### Data entries
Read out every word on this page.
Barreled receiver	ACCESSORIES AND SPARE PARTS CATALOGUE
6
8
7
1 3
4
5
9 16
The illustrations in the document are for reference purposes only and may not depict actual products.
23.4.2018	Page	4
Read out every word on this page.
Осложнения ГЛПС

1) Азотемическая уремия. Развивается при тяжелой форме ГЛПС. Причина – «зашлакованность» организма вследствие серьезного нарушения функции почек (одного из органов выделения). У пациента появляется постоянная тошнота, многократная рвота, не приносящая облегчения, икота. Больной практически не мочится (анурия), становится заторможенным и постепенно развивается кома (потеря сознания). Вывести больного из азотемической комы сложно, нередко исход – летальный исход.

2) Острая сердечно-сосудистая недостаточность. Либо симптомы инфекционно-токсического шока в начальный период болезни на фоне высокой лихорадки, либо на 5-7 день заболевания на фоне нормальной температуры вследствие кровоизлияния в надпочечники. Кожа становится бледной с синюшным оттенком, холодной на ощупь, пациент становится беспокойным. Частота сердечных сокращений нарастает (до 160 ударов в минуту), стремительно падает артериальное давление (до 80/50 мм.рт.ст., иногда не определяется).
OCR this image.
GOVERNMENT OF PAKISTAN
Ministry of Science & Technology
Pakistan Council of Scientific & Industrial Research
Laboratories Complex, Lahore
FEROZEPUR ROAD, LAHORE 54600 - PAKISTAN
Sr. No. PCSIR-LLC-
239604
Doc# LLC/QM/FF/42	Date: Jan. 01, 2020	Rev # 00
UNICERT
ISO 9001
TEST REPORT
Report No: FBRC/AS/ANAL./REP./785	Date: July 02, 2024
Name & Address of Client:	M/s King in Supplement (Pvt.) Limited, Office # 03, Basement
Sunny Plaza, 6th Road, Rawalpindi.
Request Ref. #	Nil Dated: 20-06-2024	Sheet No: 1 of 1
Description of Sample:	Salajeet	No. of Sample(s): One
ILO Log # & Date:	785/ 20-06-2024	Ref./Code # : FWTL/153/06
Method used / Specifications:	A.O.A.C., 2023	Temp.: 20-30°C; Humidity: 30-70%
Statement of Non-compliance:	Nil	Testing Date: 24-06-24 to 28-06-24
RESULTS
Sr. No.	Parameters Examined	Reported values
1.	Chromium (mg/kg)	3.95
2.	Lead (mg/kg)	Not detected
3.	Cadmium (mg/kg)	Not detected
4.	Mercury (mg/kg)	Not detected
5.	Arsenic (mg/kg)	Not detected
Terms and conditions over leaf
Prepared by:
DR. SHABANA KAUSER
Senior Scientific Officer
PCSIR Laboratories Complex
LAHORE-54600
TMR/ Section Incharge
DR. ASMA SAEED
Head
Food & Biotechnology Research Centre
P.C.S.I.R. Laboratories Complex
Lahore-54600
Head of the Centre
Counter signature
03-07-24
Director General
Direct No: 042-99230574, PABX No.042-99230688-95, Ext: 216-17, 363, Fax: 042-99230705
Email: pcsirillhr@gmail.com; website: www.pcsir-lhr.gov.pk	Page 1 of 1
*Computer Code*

### Do this
Copy every line of the data that holds the string "ГЛПС".

### Exercise solution
Осложнения ГЛПС
1) Азотемическая уремия. Развивается при тяжелой форме ГЛПС. Причина – «зашлакованность» организма вследствие серьезного нарушения функции почек (одного из органов выделения). У пациента появляется постоянная тошнота, многократная рвота, не приносящая облегчения, икота. Больной практически не мочится (анурия), становится заторможенным и постепенно развивается кома (потеря сознания). Вывести больного из азотемической комы сложно, нередко исход – летальный исход.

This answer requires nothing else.